## Required task
Extract all data as written.

## Information provided
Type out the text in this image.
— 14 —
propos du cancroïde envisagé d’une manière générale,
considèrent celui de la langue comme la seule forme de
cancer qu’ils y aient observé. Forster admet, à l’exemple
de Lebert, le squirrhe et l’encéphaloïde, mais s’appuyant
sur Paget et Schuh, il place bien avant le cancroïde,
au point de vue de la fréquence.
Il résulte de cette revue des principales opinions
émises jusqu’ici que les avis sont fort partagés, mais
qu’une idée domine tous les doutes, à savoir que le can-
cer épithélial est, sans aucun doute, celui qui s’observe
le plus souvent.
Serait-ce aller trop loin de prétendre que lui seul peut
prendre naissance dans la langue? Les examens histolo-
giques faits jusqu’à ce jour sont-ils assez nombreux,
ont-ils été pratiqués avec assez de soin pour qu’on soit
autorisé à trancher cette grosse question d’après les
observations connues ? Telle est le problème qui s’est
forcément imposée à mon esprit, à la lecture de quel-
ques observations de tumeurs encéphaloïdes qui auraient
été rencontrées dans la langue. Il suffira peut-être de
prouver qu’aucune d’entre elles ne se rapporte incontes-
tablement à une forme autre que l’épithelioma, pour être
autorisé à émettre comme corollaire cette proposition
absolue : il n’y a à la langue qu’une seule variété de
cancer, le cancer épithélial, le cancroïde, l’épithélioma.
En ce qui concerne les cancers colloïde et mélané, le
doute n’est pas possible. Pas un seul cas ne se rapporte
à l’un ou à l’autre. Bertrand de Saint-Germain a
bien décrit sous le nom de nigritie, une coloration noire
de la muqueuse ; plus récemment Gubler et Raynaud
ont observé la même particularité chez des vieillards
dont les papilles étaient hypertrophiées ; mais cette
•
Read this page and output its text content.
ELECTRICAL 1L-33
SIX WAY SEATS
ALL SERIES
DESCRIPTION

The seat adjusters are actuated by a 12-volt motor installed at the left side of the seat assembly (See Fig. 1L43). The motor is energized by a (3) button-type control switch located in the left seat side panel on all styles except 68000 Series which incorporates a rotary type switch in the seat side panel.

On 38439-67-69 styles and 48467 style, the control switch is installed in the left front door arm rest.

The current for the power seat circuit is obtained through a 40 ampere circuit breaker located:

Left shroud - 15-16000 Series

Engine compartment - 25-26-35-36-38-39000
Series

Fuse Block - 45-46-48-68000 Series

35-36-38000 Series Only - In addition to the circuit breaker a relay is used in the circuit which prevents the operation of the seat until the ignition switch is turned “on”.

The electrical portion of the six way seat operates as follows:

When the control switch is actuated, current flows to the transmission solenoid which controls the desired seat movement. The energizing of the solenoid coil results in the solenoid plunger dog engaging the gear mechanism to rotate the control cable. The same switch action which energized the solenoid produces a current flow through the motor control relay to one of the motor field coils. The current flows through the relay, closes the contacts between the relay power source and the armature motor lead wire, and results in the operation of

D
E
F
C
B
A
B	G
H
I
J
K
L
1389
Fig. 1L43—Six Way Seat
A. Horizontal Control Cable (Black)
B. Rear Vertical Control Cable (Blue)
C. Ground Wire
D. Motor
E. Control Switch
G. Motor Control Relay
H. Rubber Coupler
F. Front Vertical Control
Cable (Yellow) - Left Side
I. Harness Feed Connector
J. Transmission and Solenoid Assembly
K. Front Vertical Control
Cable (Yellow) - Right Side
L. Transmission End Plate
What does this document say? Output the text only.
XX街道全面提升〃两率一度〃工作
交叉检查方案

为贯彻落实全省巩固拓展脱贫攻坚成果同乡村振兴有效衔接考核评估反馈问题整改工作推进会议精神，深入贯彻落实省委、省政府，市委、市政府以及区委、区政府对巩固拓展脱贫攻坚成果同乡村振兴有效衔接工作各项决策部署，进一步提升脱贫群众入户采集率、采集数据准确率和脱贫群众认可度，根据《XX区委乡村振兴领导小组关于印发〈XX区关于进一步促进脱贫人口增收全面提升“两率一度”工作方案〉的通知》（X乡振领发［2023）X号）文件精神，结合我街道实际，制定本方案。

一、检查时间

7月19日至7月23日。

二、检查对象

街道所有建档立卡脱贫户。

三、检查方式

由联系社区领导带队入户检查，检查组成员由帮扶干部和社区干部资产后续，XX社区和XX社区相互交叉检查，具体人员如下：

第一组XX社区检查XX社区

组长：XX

## Task response
Type out the text in this image.
— 14 —
propos du cancroïde envisagé d’une manière générale,
considèrent celui de la langue comme la seule forme de
cancer qu’ils y aient observé. Forster admet, à l’exemple
de Lebert, le squirrhe et l’encéphaloïde, mais s’appuyant
sur Paget et Schuh, il place bien avant le cancroïde,
au point de vue de la fréquence.
Il résulte de cette revue des principales opinions
émises jusqu’ici que les avis sont fort partagés, mais
qu’une idée domine tous les doutes, à savoir que le can-
cer épithélial est, sans aucun doute, celui qui s’observe
le plus souvent.
Serait-ce aller trop loin de prétendre que lui seul peut
prendre naissance dans la langue? Les examens histolo-
giques faits jusqu’à ce jour sont-ils assez nombreux,
ont-ils été pratiqués avec assez de soin pour qu’on soit
autorisé à trancher cette grosse question d’après les
observations connues ? Telle est le problème qui s’est
forcément imposée à mon esprit, à la lecture de quel-
ques observations de tumeurs encéphaloïdes qui auraient
été rencontrées dans la langue. Il suffira peut-être de
prouver qu’aucune d’entre elles ne se rapporte incontes-
tablement à une forme autre que l’épithelioma, pour être
autorisé à émettre comme corollaire cette proposition
absolue : il n’y a à la langue qu’une seule variété de
cancer, le cancer épithélial, le cancroïde, l’épithélioma.
En ce qui concerne les cancers colloïde et mélané, le
doute n’est pas possible. Pas un seul cas ne se rapporte
à l’un ou à l’autre. Bertrand de Saint-Germain a
bien décrit sous le nom de nigritie, une coloration noire
de la muqueuse ; plus récemment Gubler et Raynaud
ont observé la même particularité chez des vieillards
dont les papilles étaient hypertrophiées ; mais cette
•
Read this page and output its text content.
ELECTRICAL 1L-33
SIX WAY SEATS
ALL SERIES
DESCRIPTION

The seat adjusters are actuated by a 12-volt motor installed at the left side of the seat assembly (See Fig. 1L43). The motor is energized by a (3) button-type control switch located in the left seat side panel on all styles except 68000 Series which incorporates a rotary type switch in the seat side panel.

On 38439-67-69 styles and 48467 style, the control switch is installed in the left front door arm rest.

The current for the power seat circuit is obtained through a 40 ampere circuit breaker located:

Left shroud - 15-16000 Series

Engine compartment - 25-26-35-36-38-39000
Series

Fuse Block - 45-46-48-68000 Series

35-36-38000 Series Only - In addition to the circuit breaker a relay is used in the circuit which prevents the operation of the seat until the ignition switch is turned “on”.

The electrical portion of the six way seat operates as follows:

When the control switch is actuated, current flows to the transmission solenoid which controls the desired seat movement. The energizing of the solenoid coil results in the solenoid plunger dog engaging the gear mechanism to rotate the control cable. The same switch action which energized the solenoid produces a current flow through the motor control relay to one of the motor field coils. The current flows through the relay, closes the contacts between the relay power source and the armature motor lead wire, and results in the operation of

D
E
F
C
B
A
B	G
H
I
J
K
L
1389
Fig. 1L43—Six Way Seat
A. Horizontal Control Cable (Black)
B. Rear Vertical Control Cable (Blue)
C. Ground Wire
D. Motor
E. Control Switch
G. Motor Control Relay
H. Rubber Coupler
F. Front Vertical Control
Cable (Yellow) - Left Side
I. Harness Feed Connector
J. Transmission and Solenoid Assembly
K. Front Vertical Control
Cable (Yellow) - Right Side
L. Transmission End Plate
What does this document say? Output the text only.
XX街道全面提升〃两率一度〃工作
交叉检查方案

为贯彻落实全省巩固拓展脱贫攻坚成果同乡村振兴有效衔接考核评估反馈问题整改工作推进会议精神，深入贯彻落实省委、省政府，市委、市政府以及区委、区政府对巩固拓展脱贫攻坚成果同乡村振兴有效衔接工作各项决策部署，进一步提升脱贫群众入户采集率、采集数据准确率和脱贫群众认可度，根据《XX区委乡村振兴领导小组关于印发〈XX区关于进一步促进脱贫人口增收全面提升“两率一度”工作方案〉的通知》（X乡振领发［2023）X号）文件精神，结合我街道实际，制定本方案。

一、检查时间

7月19日至7月23日。

二、检查对象

街道所有建档立卡脱贫户。

三、检查方式

由联系社区领导带队入户检查，检查组成员由帮扶干部和社区干部资产后续，XX社区和XX社区相互交叉检查，具体人员如下：

第一组XX社区检查XX社区

组长：XX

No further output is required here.